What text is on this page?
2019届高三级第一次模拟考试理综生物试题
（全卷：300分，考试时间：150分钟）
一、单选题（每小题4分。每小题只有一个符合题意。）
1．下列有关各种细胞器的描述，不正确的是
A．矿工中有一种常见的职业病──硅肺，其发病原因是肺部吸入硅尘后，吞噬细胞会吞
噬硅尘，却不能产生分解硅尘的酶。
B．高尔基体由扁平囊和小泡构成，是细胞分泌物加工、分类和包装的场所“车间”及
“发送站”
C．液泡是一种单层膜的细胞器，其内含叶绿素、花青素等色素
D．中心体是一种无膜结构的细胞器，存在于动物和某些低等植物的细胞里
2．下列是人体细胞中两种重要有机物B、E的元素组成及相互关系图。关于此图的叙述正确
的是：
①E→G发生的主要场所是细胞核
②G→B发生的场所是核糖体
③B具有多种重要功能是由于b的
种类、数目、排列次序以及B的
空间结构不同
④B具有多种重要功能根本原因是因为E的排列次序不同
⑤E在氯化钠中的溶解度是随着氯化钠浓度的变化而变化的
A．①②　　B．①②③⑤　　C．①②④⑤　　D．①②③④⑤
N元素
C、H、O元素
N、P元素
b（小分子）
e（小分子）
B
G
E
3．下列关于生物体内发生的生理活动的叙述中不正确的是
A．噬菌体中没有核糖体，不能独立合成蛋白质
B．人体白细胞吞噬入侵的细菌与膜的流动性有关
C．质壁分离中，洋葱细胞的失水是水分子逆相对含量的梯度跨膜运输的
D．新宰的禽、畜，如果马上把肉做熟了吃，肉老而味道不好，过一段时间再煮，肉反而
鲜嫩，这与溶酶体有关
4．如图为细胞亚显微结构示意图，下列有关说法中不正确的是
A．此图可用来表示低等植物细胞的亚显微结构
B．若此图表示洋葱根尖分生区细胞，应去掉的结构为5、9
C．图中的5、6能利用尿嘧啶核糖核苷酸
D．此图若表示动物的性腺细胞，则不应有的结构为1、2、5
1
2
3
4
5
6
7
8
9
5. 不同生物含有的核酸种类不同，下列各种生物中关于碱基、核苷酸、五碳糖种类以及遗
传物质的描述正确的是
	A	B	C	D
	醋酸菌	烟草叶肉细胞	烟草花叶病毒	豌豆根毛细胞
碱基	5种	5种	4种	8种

Direction: Copy every line verbatim.

Result:
What text is on this page?
2019届高三级第一次模拟考试理综生物试题
（全卷：300分，考试时间：150分钟）
一、单选题（每小题4分。每小题只有一个符合题意。）
1．下列有关各种细胞器的描述，不正确的是
A．矿工中有一种常见的职业病──硅肺，其发病原因是肺部吸入硅尘后，吞噬细胞会吞
噬硅尘，却不能产生分解硅尘的酶。
B．高尔基体由扁平囊和小泡构成，是细胞分泌物加工、分类和包装的场所“车间”及
“发送站”
C．液泡是一种单层膜的细胞器，其内含叶绿素、花青素等色素
D．中心体是一种无膜结构的细胞器，存在于动物和某些低等植物的细胞里
2．下列是人体细胞中两种重要有机物B、E的元素组成及相互关系图。关于此图的叙述正确
的是：
①E→G发生的主要场所是细胞核
②G→B发生的场所是核糖体
③B具有多种重要功能是由于b的
种类、数目、排列次序以及B的
空间结构不同
④B具有多种重要功能根本原因是因为E的排列次序不同
⑤E在氯化钠中的溶解度是随着氯化钠浓度的变化而变化的
A．①②　　B．①②③⑤　　C．①②④⑤　　D．①②③④⑤
N元素
C、H、O元素
N、P元素
b（小分子）
e（小分子）
B
G
E
3．下列关于生物体内发生的生理活动的叙述中不正确的是
A．噬菌体中没有核糖体，不能独立合成蛋白质
B．人体白细胞吞噬入侵的细菌与膜的流动性有关
C．质壁分离中，洋葱细胞的失水是水分子逆相对含量的梯度跨膜运输的
D．新宰的禽、畜，如果马上把肉做熟了吃，肉老而味道不好，过一段时间再煮，肉反而
鲜嫩，这与溶酶体有关
4．如图为细胞亚显微结构示意图，下列有关说法中不正确的是
A．此图可用来表示低等植物细胞的亚显微结构
B．若此图表示洋葱根尖分生区细胞，应去掉的结构为5、9
C．图中的5、6能利用尿嘧啶核糖核苷酸
D．此图若表示动物的性腺细胞，则不应有的结构为1、2、5
1
2
3
4
5
6
7
8
9
5. 不同生物含有的核酸种类不同，下列各种生物中关于碱基、核苷酸、五碳糖种类以及遗
传物质的描述正确的是
	A	B	C	D
	醋酸菌	烟草叶肉细胞	烟草花叶病毒	豌豆根毛细胞
碱基	5种	5种	4种	8种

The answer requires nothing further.